» **TASK OBJECTIVE**: Show every line containing "Approvers" by copying it.

# start of DATASET EXCERPTS

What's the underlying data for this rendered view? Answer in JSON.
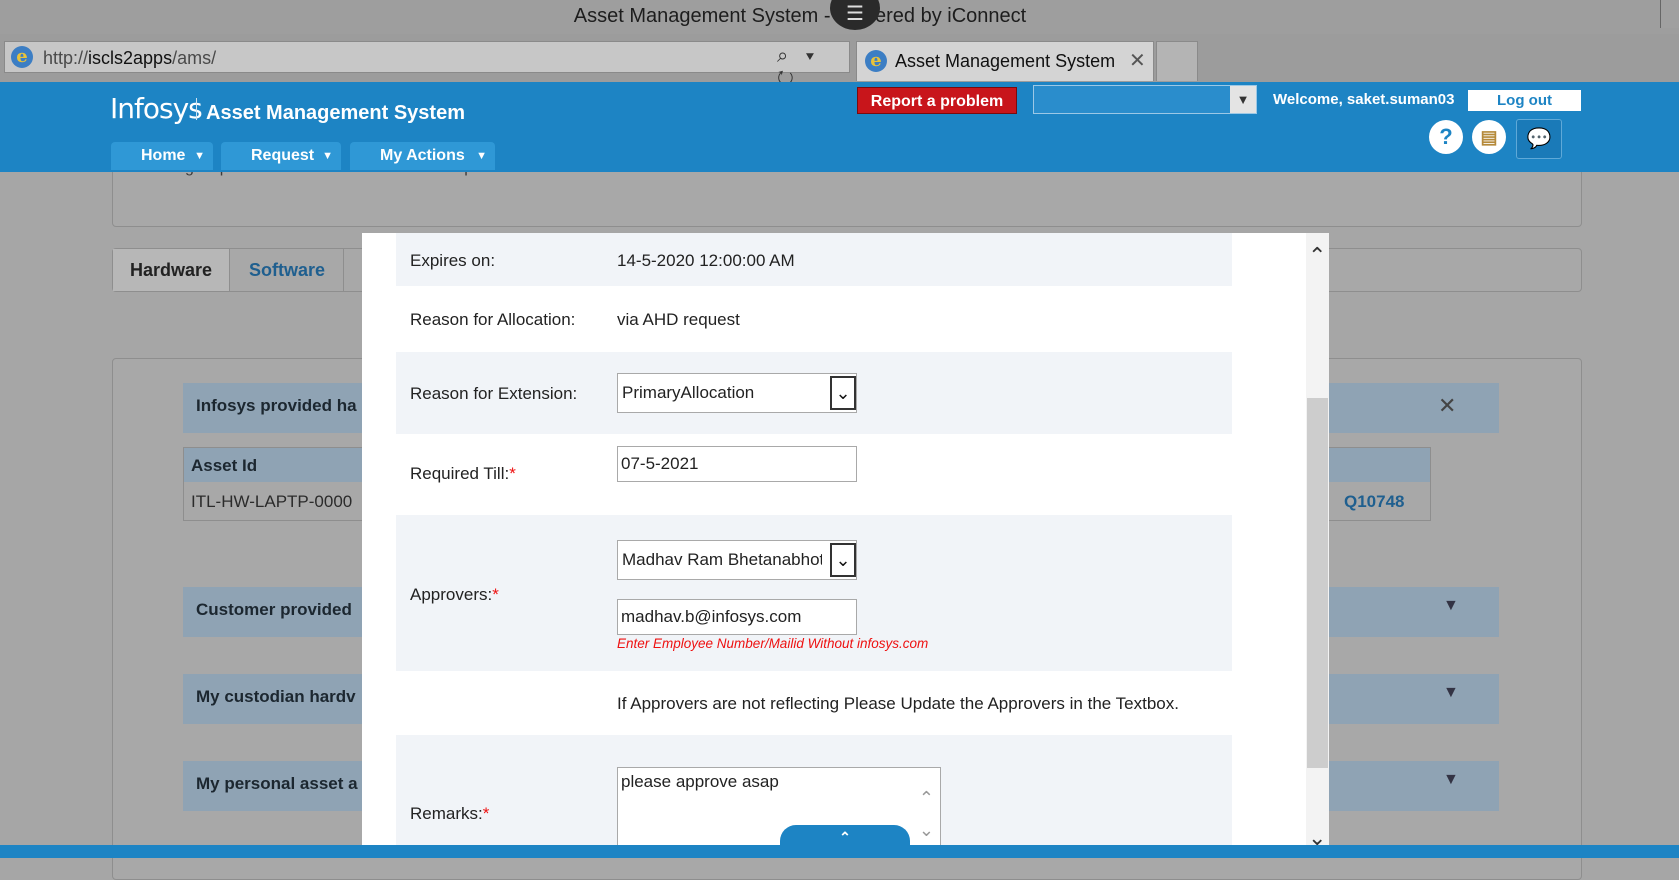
{
  "window": {
    "title": "Asset Management System - Powered by iConnect",
    "menu_glyph": "☰"
  },
  "browser": {
    "url_prefix": "http://",
    "url_host": "iscls2apps",
    "url_path": "/ams/",
    "tools": "⌕ ▾ ↻",
    "tab_title": "Asset Management System",
    "tab_close": "✕",
    "ie_glyph": "e"
  },
  "header": {
    "logo": "Infosys",
    "app_title": "Asset Management System",
    "nav": [
      {
        "label": "Home"
      },
      {
        "label": "Request"
      },
      {
        "label": "My Actions"
      }
    ],
    "report_button": "Report a problem",
    "welcome": "Welcome, saket.suman03",
    "logout": "Log out",
    "help_glyph": "?",
    "folder_glyph": "▤",
    "chat_glyph": "💬"
  },
  "background": {
    "info_text": "To change it please select the Asset id from drop Down and Click on Select button.",
    "tabs": [
      "Hardware",
      "Software"
    ],
    "panel_infosys": "Infosys provided ha",
    "table_header": "Asset Id",
    "table_asset_id": "ITL-HW-LAPTP-0000",
    "table_right_value": "Q10748",
    "panel_customer": "Customer provided",
    "panel_custodian": "My custodian hardv",
    "panel_personal": "My personal asset a"
  },
  "modal": {
    "expires_label": "Expires on:",
    "expires_value": "14-5-2020 12:00:00 AM",
    "reason_alloc_label": "Reason for Allocation:",
    "reason_alloc_value": "via AHD request",
    "reason_ext_label": "Reason for Extension:",
    "reason_ext_value": "PrimaryAllocation",
    "required_till_label": "Required Till:",
    "required_till_value": "07-5-2021",
    "approvers_label": "Approvers:",
    "approver_selected": "Madhav Ram Bhetanabhotla",
    "approver_email": "madhav.b@infosys.com",
    "approver_hint": "Enter Employee Number/Mailid Without infosys.com",
    "approver_note": "If Approvers are not reflecting Please Update the Approvers in the Textbox.",
    "remarks_label": "Remarks:",
    "remarks_value": "please approve asap",
    "required_mark": "*"
  }
}
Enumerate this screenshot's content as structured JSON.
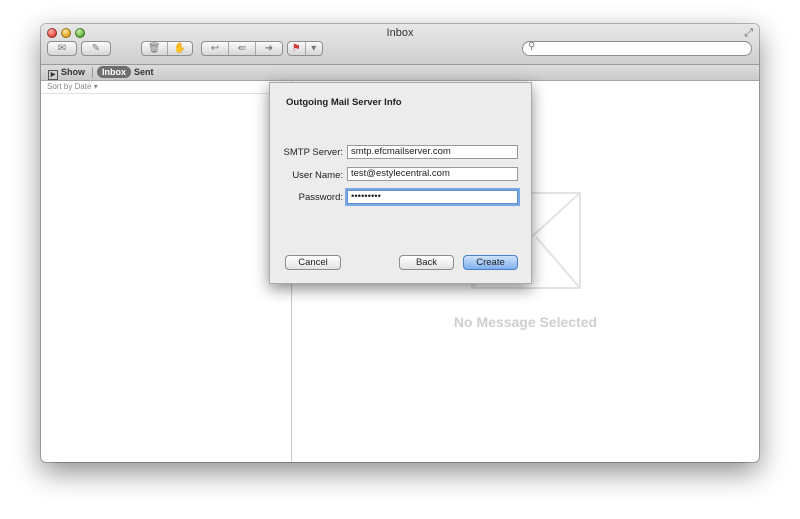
{
  "window": {
    "title": "Inbox"
  },
  "toolbar": {
    "buttons": [
      {
        "icon": "envelope-icon"
      },
      {
        "icon": "compose-icon"
      },
      {
        "icon": "trash-icon"
      },
      {
        "icon": "junk-icon"
      },
      {
        "icon": "reply-icon"
      },
      {
        "icon": "reply-all-icon"
      },
      {
        "icon": "forward-icon"
      },
      {
        "icon": "flag-icon"
      }
    ],
    "search": {
      "placeholder": ""
    }
  },
  "favorites": {
    "show_label": "Show",
    "inbox_label": "Inbox",
    "sent_label": "Sent"
  },
  "message_list": {
    "sort_label": "Sort by Date ▾"
  },
  "viewer": {
    "empty_text": "No Message Selected"
  },
  "dialog": {
    "title": "Outgoing Mail Server Info",
    "fields": {
      "smtp_label": "SMTP Server:",
      "smtp_value": "smtp.efcmailserver.com",
      "user_label": "User Name:",
      "user_value": "test@estylecentral.com",
      "password_label": "Password:",
      "password_value": "•••••••••"
    },
    "cancel_label": "Cancel",
    "back_label": "Back",
    "create_label": "Create"
  },
  "colors": {
    "default_button": "#7fb0ef",
    "focus_ring": "#7aa7e0"
  }
}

# end of DATASET EXCERPTS

» **THE SOLUTION**:
    "approvers_label": "Approvers:",
    "approver_note": "If Approvers are not reflecting Please Update the Approvers in the Textbox.",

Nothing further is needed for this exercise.